Guerra e accoglienza - Due aspetti dello stesso business

riceviamo e diffondiamo:

GUERRA E ACCOGLIENZA. DUE ASPETTI DELLO STESSO BUSINESS


Il 16 gennaio 2013, i ministri degli esteri e della difesa italiani  hanno pubblicamente sancito un'alleanza bellica con la Francia,  nell'intervento militare contro uno degli stati più poveri e dissanguati del pianeta, il Mali. Obiettivo: opporsi all'autonomia di quella  regione, spacciata per l’ennesima invasione del terrorismo islamico, per non incrinare l'approvvigionamento energetico francese ed  il controllo delle risorse naturali del territorio, in primis l'uranio.
Concretamente, l'intervento italiano si caratterizzerà in collegamenti  aerei, rifornimenti in volo e probabilmente fornendo i propri droni 'predator'.
Si potrebbe sostenere che si è in clima da campagna elettorale, ma  evidentemente riguardo alla guerra non è così. Che siano volti nuovi o  cariatidi, mafiosi o tecnici, la guerra sembra sempre una priorità per  tutti i governi e le classi dirigenti. Un solido investimento per il  futuro, dal sapore sempre uguale: metallico, come quello del sangue. La  solita pietanza, servita con i più diversi edulcoranti. Linguaggi  tecnici, immagini faziose, nemici sempre più sfuggenti, tutto per  nascondere il comun minimo denominatore di ogni governo e della sua
 politica: il sistema guerra.
L'Europa sembra non aver altro da proporre in materia di politica estera. Fuoco fuori dai confini e polizia all'interno. Ciò che si  dimentica facilmente però, è che dove c'è, o c'è stata guerra, la gente  fugge per lasciarsi alle spalle la disperazione.

> **Sezione dati**

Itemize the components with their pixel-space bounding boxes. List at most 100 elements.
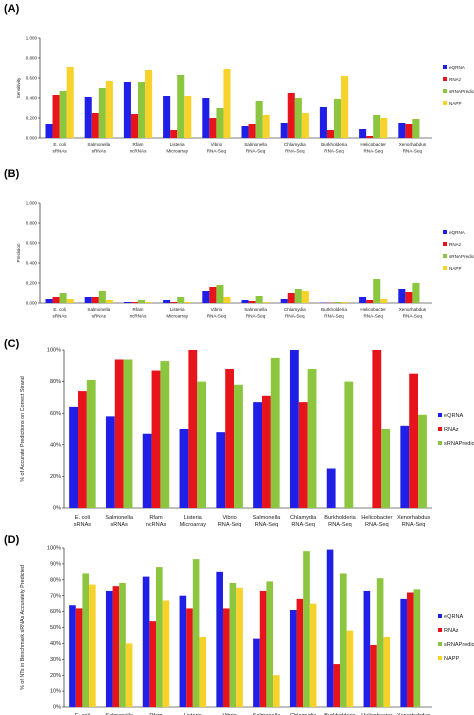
bar-eqrna-0	[69, 605, 76, 707]
y-tick-label: 80%	[50, 379, 61, 385]
bar-srnapredict-2	[156, 567, 163, 707]
bar-rnaz-7	[333, 664, 340, 707]
bar-napp-7	[341, 76, 349, 138]
panel-letter: (A)	[4, 3, 20, 15]
bar-srnapredict-6	[294, 98, 302, 138]
y-tick-label: 20%	[50, 474, 61, 480]
panel-letter: (D)	[4, 534, 20, 546]
bar-eqrna-3	[163, 300, 171, 303]
bar-napp-6	[301, 113, 309, 138]
bar-eqrna-2	[123, 82, 131, 138]
bar-napp-4	[223, 69, 231, 138]
y-axis-label: % of Accurate Predictions on Correct Str…	[20, 376, 26, 481]
bar-napp-5	[262, 302, 270, 303]
bar-srnapredict-7	[340, 573, 347, 707]
legend-swatch-srnapredict	[443, 254, 447, 258]
legend-swatch-srnapredict	[438, 642, 442, 646]
legend-swatch-eqrna	[438, 614, 442, 618]
bar-eqrna-7	[319, 107, 327, 138]
y-tick-label: 0.200	[26, 281, 38, 286]
bar-eqrna-9	[400, 598, 407, 707]
bar-srnapredict-3	[192, 559, 200, 707]
bar-eqrna-5	[253, 638, 260, 707]
y-tick-label: 20%	[50, 673, 61, 679]
bar-eqrna-3	[163, 96, 171, 138]
y-tick-label: 90%	[50, 562, 61, 568]
bar-srnapredict-7	[334, 302, 342, 303]
legend-swatch-rnaz	[438, 628, 442, 632]
bar-srnapredict-8	[373, 115, 381, 138]
y-tick-label: 0.800	[26, 221, 38, 226]
bar-rnaz-5	[248, 124, 256, 138]
bar-napp-8	[380, 299, 388, 303]
bar-srnapredict-6	[294, 289, 302, 303]
panel-letter: (C)	[4, 338, 20, 350]
bar-srnapredict-9	[413, 589, 421, 707]
legend-swatch-napp	[443, 266, 447, 270]
chart-panel-c: (C) 0% 20% 40% 60% 80% 100% % of Accurate Predi…	[4, 338, 474, 528]
bar-rnaz-4	[222, 608, 230, 707]
bar-rnaz-0	[52, 297, 60, 303]
legend-swatch-srnapredict	[438, 441, 442, 445]
bar-srnapredict-2	[138, 82, 146, 138]
legend-label: RNAz	[449, 242, 462, 247]
bar-rnaz-4	[225, 368, 235, 508]
y-tick-label: 70%	[50, 593, 61, 599]
bar-eqrna-6	[280, 299, 288, 303]
bar-rnaz-8	[370, 644, 377, 707]
bar-eqrna-4	[202, 291, 210, 303]
bar-srnapredict-7	[334, 99, 342, 138]
bar-eqrna-5	[253, 402, 262, 508]
bar-rnaz-2	[149, 621, 156, 707]
bar-srnapredict-2	[138, 300, 146, 303]
bar-napp-8	[380, 118, 388, 138]
y-tick-label: 0.600	[26, 241, 38, 246]
y-tick-label: 80%	[50, 577, 61, 583]
bar-rnaz-5	[261, 395, 271, 508]
bar-rnaz-1	[114, 359, 124, 508]
bar-eqrna-6	[289, 610, 297, 707]
bar-rnaz-5	[248, 301, 256, 303]
bar-eqrna-2	[123, 302, 131, 303]
bar-rnaz-6	[287, 93, 295, 138]
bar-rnaz-3	[186, 608, 193, 707]
legend-label: sRNAPredict	[449, 89, 474, 94]
y-tick-label: 60%	[50, 411, 61, 417]
legend-label: NAPP	[449, 266, 462, 271]
bar-napp-2	[145, 70, 153, 138]
bar-srnapredict-5	[255, 296, 263, 303]
bar-napp-2	[145, 302, 153, 303]
bar-napp-0	[89, 584, 96, 707]
bar-srnapredict-0	[59, 293, 67, 303]
bar-eqrna-6	[280, 123, 288, 138]
bar-eqrna-2	[142, 576, 150, 707]
bar-rnaz-6	[287, 293, 295, 303]
bar-eqrna-7	[326, 468, 336, 508]
legend-swatch-rnaz	[438, 427, 442, 431]
legend-swatch-eqrna	[443, 230, 447, 234]
bar-napp-0	[66, 67, 74, 138]
bar-srnapredict-4	[234, 384, 243, 508]
legend-label: sRNAPredicti	[444, 642, 474, 648]
bar-eqrna-1	[105, 416, 115, 508]
bar-srnapredict-8	[373, 279, 381, 303]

> **Istruzioni**
(a) Trascrivi dal testo su guerra e accoglienza il brano che va da "Concretamente, l'intervento italiano" fino a "il sistema guerra." compreso.
(b) Nei record, riporta le righe dalla riga con "605, 76, 707]" fino alla riga con "338, 20, 350]" compresa, sostituendo "panel-letter" con "lettera-pannello" e lasciando invariato tutto il resto. Restituisci soltanto quelle righe.

> **Risposte per compito**
(a)
Concretamente, l'intervento italiano si caratterizzerà in collegamenti  aerei, rifornimenti in volo e probabilmente fornendo i propri droni 'predator'.
Si potrebbe sostenere che si è in clima da campagna elettorale, ma  evidentemente riguardo alla guerra non è così. Che siano volti nuovi o  cariatidi, mafiosi o tecnici, la guerra sembra sempre una priorità per  tutti i governi e le classi dirigenti. Un solido investimento per il  futuro, dal sapore sempre uguale: metallico, come quello del sangue. La  solita pietanza, servita con i più diversi edulcoranti. Linguaggi  tecnici, immagini faziose, nemici sempre più sfuggenti, tutto per  nascondere il comun minimo denominatore di ogni governo e della sua
 politica: il sistema guerra.

(b)
bar-eqrna-0	[69, 605, 76, 707]
y-tick-label: 80%	[50, 379, 61, 385]
bar-srnapredict-2	[156, 567, 163, 707]
bar-rnaz-7	[333, 664, 340, 707]
bar-napp-7	[341, 76, 349, 138]
lettera-pannello: (A)	[4, 3, 20, 15]
bar-srnapredict-6	[294, 98, 302, 138]
y-tick-label: 20%	[50, 474, 61, 480]
lettera-pannello: (D)	[4, 534, 20, 546]
bar-eqrna-3	[163, 300, 171, 303]
bar-napp-6	[301, 113, 309, 138]
bar-eqrna-2	[123, 82, 131, 138]
bar-napp-4	[223, 69, 231, 138]
y-axis-label: % of Accurate Predictions on Correct Str…	[20, 376, 26, 481]
bar-napp-5	[262, 302, 270, 303]
bar-srnapredict-7	[340, 573, 347, 707]
legend-swatch-srnapredict	[443, 254, 447, 258]
legend-swatch-srnapredict	[438, 642, 442, 646]
legend-swatch-eqrna	[438, 614, 442, 618]
bar-eqrna-7	[319, 107, 327, 138]
y-tick-label: 0.200	[26, 281, 38, 286]
bar-eqrna-9	[400, 598, 407, 707]
bar-srnapredict-3	[192, 559, 200, 707]
bar-eqrna-5	[253, 638, 260, 707]
y-tick-label: 20%	[50, 673, 61, 679]
bar-eqrna-3	[163, 96, 171, 138]
y-tick-label: 90%	[50, 562, 61, 568]
bar-srnapredict-7	[334, 302, 342, 303]
legend-swatch-rnaz	[438, 628, 442, 632]
bar-srnapredict-8	[373, 115, 381, 138]
y-tick-label: 0.800	[26, 221, 38, 226]
bar-rnaz-5	[248, 124, 256, 138]
bar-napp-8	[380, 299, 388, 303]
bar-srnapredict-6	[294, 289, 302, 303]
lettera-pannello: (C)	[4, 338, 20, 350]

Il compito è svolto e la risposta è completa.